Saved data entries
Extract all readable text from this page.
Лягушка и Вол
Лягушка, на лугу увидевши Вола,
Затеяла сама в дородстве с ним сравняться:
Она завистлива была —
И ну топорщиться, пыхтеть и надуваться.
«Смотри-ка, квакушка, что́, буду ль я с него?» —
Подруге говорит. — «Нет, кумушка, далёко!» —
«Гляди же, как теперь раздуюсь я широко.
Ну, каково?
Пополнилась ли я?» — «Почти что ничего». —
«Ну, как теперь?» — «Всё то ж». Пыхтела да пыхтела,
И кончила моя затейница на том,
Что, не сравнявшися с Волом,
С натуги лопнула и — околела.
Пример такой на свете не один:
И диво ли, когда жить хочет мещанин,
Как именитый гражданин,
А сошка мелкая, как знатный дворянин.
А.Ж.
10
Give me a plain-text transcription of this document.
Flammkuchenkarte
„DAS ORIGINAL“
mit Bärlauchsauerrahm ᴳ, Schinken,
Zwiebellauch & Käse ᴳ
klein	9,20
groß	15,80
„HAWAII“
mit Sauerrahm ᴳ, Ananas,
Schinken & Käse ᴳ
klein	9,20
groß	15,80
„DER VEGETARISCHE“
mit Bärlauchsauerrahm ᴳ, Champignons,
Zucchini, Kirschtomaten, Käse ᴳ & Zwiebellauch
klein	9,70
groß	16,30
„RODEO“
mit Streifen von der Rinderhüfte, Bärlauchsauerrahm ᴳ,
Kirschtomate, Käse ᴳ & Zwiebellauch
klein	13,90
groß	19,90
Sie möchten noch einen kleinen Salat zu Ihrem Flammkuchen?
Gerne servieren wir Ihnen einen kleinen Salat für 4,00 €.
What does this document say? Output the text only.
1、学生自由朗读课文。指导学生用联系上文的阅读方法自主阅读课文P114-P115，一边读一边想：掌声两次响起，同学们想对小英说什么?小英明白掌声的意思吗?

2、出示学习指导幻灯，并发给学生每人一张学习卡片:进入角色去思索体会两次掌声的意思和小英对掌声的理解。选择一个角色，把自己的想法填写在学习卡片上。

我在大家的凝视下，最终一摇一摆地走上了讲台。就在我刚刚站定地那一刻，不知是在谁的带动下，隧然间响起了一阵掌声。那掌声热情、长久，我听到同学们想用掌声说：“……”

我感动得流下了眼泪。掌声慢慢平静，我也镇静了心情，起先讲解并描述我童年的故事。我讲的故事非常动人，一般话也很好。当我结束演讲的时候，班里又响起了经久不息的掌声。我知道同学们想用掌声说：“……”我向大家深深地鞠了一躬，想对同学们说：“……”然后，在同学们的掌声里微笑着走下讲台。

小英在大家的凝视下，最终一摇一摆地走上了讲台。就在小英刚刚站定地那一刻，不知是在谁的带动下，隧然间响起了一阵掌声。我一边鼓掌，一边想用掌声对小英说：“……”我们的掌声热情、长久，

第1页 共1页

> Work required
Select all lines in the listing that include the word "document".

> The result
Give me a plain-text transcription of this document.
What does this document say? Output the text only.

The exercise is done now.